:: Data excerpts ::

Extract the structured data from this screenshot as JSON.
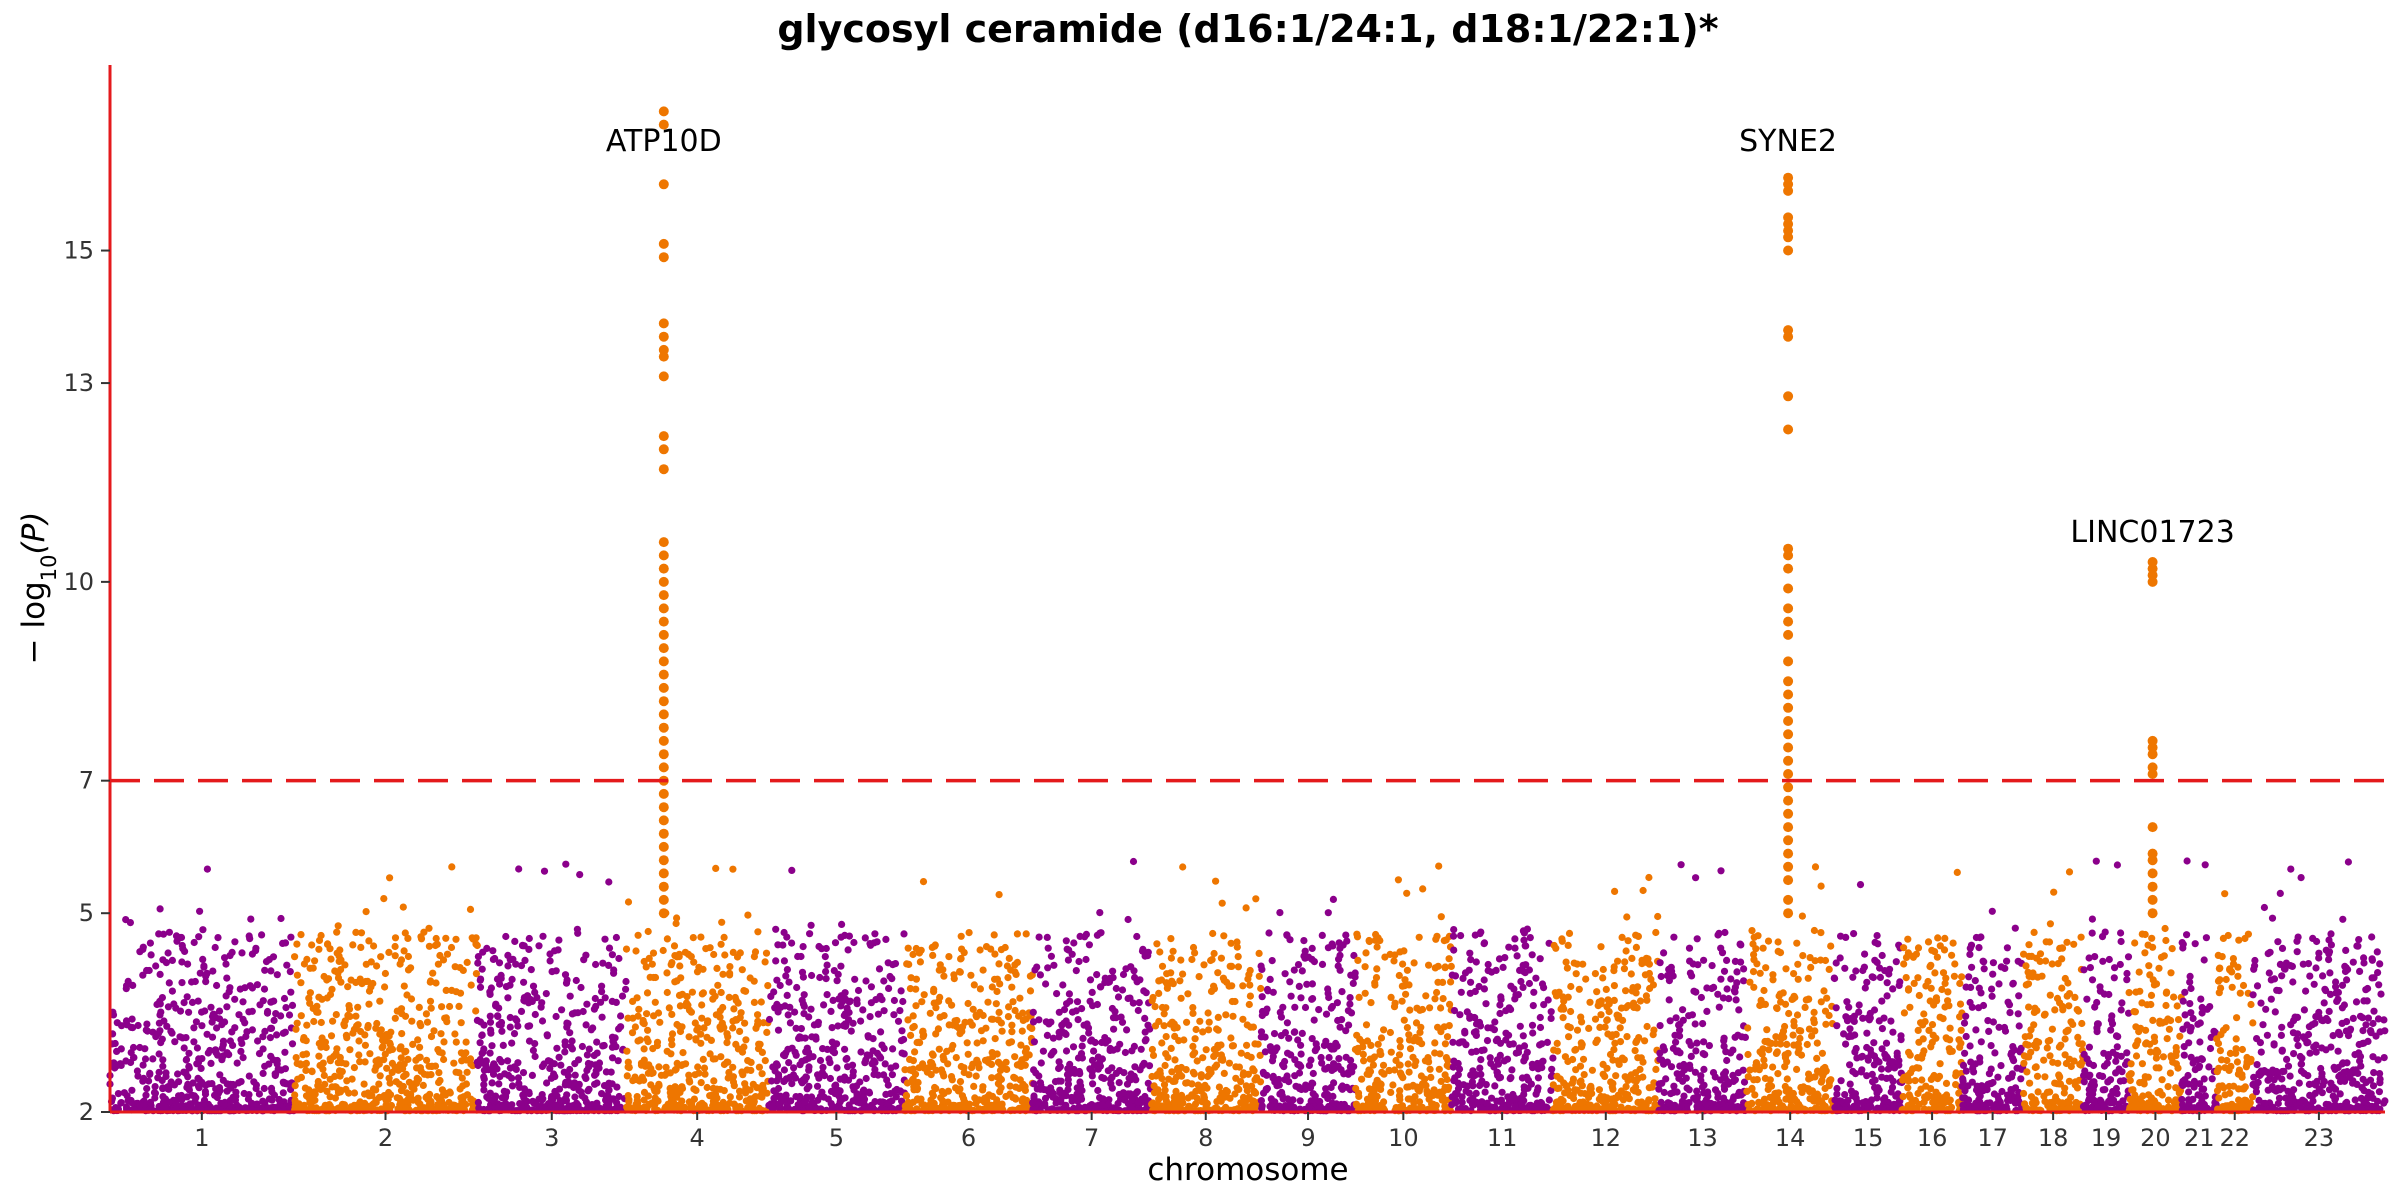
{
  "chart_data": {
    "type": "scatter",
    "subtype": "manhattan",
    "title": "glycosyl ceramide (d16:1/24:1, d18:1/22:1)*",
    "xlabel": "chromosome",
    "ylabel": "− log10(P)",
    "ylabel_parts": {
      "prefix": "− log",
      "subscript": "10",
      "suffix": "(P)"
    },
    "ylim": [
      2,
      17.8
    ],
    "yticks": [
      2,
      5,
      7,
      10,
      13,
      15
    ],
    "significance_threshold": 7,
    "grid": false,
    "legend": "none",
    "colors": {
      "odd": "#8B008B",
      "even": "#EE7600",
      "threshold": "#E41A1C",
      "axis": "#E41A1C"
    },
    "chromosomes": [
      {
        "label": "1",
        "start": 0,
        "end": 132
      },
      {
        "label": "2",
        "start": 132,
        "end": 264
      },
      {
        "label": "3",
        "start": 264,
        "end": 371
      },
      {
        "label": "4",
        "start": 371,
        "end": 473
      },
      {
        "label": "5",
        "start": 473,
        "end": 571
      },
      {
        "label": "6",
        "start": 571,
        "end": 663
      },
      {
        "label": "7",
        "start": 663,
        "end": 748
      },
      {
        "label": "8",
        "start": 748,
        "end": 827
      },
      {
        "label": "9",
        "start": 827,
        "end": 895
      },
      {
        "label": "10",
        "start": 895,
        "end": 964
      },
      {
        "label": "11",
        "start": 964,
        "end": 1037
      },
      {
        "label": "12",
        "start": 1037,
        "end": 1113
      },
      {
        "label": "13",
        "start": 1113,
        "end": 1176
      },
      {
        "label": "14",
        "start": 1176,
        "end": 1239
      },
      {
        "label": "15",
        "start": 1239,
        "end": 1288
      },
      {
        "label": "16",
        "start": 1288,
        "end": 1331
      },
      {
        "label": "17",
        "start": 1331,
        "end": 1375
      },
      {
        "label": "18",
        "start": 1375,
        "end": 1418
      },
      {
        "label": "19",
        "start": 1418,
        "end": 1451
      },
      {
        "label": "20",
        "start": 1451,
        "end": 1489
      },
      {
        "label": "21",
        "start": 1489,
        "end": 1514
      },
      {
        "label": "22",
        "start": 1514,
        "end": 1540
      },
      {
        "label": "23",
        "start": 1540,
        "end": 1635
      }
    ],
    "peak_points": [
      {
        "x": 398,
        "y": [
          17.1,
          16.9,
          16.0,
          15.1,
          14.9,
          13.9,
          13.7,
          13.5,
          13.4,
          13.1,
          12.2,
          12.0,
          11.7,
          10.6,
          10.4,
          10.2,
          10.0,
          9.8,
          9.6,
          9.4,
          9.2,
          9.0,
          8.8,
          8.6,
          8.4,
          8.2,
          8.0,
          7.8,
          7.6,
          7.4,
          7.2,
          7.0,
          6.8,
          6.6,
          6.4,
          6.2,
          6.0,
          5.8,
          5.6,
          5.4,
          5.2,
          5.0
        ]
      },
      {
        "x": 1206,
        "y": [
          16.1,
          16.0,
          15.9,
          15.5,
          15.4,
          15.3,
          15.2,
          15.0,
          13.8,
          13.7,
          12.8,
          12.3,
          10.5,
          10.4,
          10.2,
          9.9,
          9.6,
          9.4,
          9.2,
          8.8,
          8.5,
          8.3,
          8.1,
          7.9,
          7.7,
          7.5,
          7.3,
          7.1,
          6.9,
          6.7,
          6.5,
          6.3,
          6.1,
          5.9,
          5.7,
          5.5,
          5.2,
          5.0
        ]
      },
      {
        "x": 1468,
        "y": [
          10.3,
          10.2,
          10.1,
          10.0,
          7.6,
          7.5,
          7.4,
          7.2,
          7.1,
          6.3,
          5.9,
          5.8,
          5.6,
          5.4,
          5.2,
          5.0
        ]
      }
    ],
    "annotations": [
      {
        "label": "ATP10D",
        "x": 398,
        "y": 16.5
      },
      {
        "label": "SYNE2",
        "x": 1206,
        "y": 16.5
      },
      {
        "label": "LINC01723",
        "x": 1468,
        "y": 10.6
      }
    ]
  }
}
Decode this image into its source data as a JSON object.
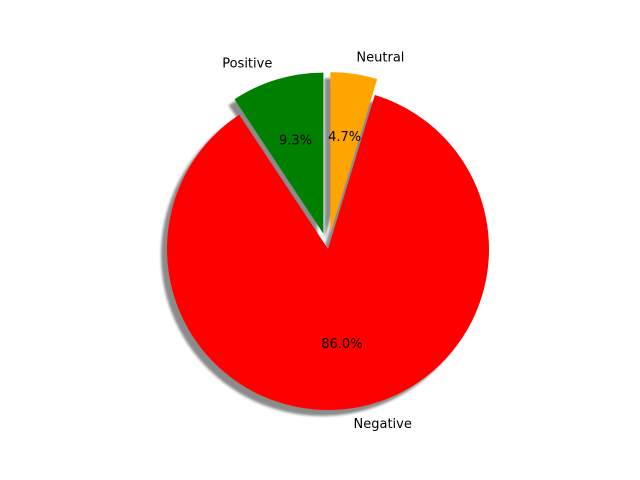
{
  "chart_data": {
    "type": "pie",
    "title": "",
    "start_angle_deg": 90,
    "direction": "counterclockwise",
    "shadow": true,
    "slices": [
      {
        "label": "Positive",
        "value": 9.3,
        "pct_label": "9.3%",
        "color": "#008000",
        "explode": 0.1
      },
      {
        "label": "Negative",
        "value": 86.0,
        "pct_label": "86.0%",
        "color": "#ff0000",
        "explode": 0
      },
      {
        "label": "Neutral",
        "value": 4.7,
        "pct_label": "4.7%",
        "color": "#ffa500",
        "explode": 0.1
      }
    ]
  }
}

:::

§ Requirements: The lines from the one holding "Decode this image" through the end of the material above are to be echoed exactly, both ends included. Do not include pictures.

§ The solution:
Decode this image into its source data as a JSON object.
{
  "chart_data": {
    "type": "pie",
    "title": "",
    "start_angle_deg": 90,
    "direction": "counterclockwise",
    "shadow": true,
    "slices": [
      {
        "label": "Positive",
        "value": 9.3,
        "pct_label": "9.3%",
        "color": "#008000",
        "explode": 0.1
      },
      {
        "label": "Negative",
        "value": 86.0,
        "pct_label": "86.0%",
        "color": "#ff0000",
        "explode": 0
      },
      {
        "label": "Neutral",
        "value": 4.7,
        "pct_label": "4.7%",
        "color": "#ffa500",
        "explode": 0.1
      }
    ]
  }
}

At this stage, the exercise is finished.